### DIRECTIONS FOR THIS TASK
Write down every entry once more, exactly as it reads.

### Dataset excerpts
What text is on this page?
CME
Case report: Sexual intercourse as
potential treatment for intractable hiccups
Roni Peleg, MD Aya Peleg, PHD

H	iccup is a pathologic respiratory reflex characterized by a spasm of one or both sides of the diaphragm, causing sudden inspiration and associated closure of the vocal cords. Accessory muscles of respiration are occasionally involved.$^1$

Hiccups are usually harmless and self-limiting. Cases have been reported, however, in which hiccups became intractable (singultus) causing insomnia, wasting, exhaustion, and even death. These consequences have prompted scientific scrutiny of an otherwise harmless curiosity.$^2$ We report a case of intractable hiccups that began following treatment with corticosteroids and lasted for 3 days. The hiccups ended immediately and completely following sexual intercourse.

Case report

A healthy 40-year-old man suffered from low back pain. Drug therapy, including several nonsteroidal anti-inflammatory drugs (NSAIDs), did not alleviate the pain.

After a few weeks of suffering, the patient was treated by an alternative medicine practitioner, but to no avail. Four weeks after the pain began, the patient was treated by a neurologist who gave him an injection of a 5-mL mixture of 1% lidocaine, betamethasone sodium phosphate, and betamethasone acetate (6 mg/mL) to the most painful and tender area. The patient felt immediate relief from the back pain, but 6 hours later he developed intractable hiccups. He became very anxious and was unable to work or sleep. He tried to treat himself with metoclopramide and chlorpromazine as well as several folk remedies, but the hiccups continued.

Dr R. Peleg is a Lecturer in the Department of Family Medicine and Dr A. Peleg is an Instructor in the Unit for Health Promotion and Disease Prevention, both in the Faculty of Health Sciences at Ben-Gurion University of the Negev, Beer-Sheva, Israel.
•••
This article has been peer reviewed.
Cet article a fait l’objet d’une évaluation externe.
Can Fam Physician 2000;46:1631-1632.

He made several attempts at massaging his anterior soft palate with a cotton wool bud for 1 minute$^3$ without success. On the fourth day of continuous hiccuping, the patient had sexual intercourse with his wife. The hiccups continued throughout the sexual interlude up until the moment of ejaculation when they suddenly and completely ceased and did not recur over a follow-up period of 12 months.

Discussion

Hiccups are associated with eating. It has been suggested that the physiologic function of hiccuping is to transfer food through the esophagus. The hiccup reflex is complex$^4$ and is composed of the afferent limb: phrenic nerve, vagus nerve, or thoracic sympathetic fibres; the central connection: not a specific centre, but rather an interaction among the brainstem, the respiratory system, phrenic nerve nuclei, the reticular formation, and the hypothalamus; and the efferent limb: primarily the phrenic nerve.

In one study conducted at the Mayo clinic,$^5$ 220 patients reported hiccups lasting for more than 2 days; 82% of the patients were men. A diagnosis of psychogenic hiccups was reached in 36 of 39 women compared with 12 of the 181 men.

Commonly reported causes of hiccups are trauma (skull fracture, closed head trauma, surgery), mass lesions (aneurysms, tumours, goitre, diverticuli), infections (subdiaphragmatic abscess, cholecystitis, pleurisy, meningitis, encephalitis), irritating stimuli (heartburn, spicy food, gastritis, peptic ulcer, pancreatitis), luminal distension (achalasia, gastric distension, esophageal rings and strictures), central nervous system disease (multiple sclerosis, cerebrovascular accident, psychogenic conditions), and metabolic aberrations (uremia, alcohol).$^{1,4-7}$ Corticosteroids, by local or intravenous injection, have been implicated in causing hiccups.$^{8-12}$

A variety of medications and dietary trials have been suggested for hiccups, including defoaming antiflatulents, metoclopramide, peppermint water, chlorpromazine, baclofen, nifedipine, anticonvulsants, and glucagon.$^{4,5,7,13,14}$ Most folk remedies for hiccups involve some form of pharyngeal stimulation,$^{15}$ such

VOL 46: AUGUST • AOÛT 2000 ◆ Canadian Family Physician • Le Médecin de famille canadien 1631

### RESULT OF THE EXERCISE
What text is on this page?
CME
Case report: Sexual intercourse as
potential treatment for intractable hiccups
Roni Peleg, MD Aya Peleg, PHD

H	iccup is a pathologic respiratory reflex characterized by a spasm of one or both sides of the diaphragm, causing sudden inspiration and associated closure of the vocal cords. Accessory muscles of respiration are occasionally involved.$^1$

Hiccups are usually harmless and self-limiting. Cases have been reported, however, in which hiccups became intractable (singultus) causing insomnia, wasting, exhaustion, and even death. These consequences have prompted scientific scrutiny of an otherwise harmless curiosity.$^2$ We report a case of intractable hiccups that began following treatment with corticosteroids and lasted for 3 days. The hiccups ended immediately and completely following sexual intercourse.

Case report

A healthy 40-year-old man suffered from low back pain. Drug therapy, including several nonsteroidal anti-inflammatory drugs (NSAIDs), did not alleviate the pain.

After a few weeks of suffering, the patient was treated by an alternative medicine practitioner, but to no avail. Four weeks after the pain began, the patient was treated by a neurologist who gave him an injection of a 5-mL mixture of 1% lidocaine, betamethasone sodium phosphate, and betamethasone acetate (6 mg/mL) to the most painful and tender area. The patient felt immediate relief from the back pain, but 6 hours later he developed intractable hiccups. He became very anxious and was unable to work or sleep. He tried to treat himself with metoclopramide and chlorpromazine as well as several folk remedies, but the hiccups continued.

Dr R. Peleg is a Lecturer in the Department of Family Medicine and Dr A. Peleg is an Instructor in the Unit for Health Promotion and Disease Prevention, both in the Faculty of Health Sciences at Ben-Gurion University of the Negev, Beer-Sheva, Israel.
•••
This article has been peer reviewed.
Cet article a fait l’objet d’une évaluation externe.
Can Fam Physician 2000;46:1631-1632.

He made several attempts at massaging his anterior soft palate with a cotton wool bud for 1 minute$^3$ without success. On the fourth day of continuous hiccuping, the patient had sexual intercourse with his wife. The hiccups continued throughout the sexual interlude up until the moment of ejaculation when they suddenly and completely ceased and did not recur over a follow-up period of 12 months.

Discussion

Hiccups are associated with eating. It has been suggested that the physiologic function of hiccuping is to transfer food through the esophagus. The hiccup reflex is complex$^4$ and is composed of the afferent limb: phrenic nerve, vagus nerve, or thoracic sympathetic fibres; the central connection: not a specific centre, but rather an interaction among the brainstem, the respiratory system, phrenic nerve nuclei, the reticular formation, and the hypothalamus; and the efferent limb: primarily the phrenic nerve.

In one study conducted at the Mayo clinic,$^5$ 220 patients reported hiccups lasting for more than 2 days; 82% of the patients were men. A diagnosis of psychogenic hiccups was reached in 36 of 39 women compared with 12 of the 181 men.

Commonly reported causes of hiccups are trauma (skull fracture, closed head trauma, surgery), mass lesions (aneurysms, tumours, goitre, diverticuli), infections (subdiaphragmatic abscess, cholecystitis, pleurisy, meningitis, encephalitis), irritating stimuli (heartburn, spicy food, gastritis, peptic ulcer, pancreatitis), luminal distension (achalasia, gastric distension, esophageal rings and strictures), central nervous system disease (multiple sclerosis, cerebrovascular accident, psychogenic conditions), and metabolic aberrations (uremia, alcohol).$^{1,4-7}$ Corticosteroids, by local or intravenous injection, have been implicated in causing hiccups.$^{8-12}$

A variety of medications and dietary trials have been suggested for hiccups, including defoaming antiflatulents, metoclopramide, peppermint water, chlorpromazine, baclofen, nifedipine, anticonvulsants, and glucagon.$^{4,5,7,13,14}$ Most folk remedies for hiccups involve some form of pharyngeal stimulation,$^{15}$ such

VOL 46: AUGUST • AOÛT 2000 ◆ Canadian Family Physician • Le Médecin de famille canadien 1631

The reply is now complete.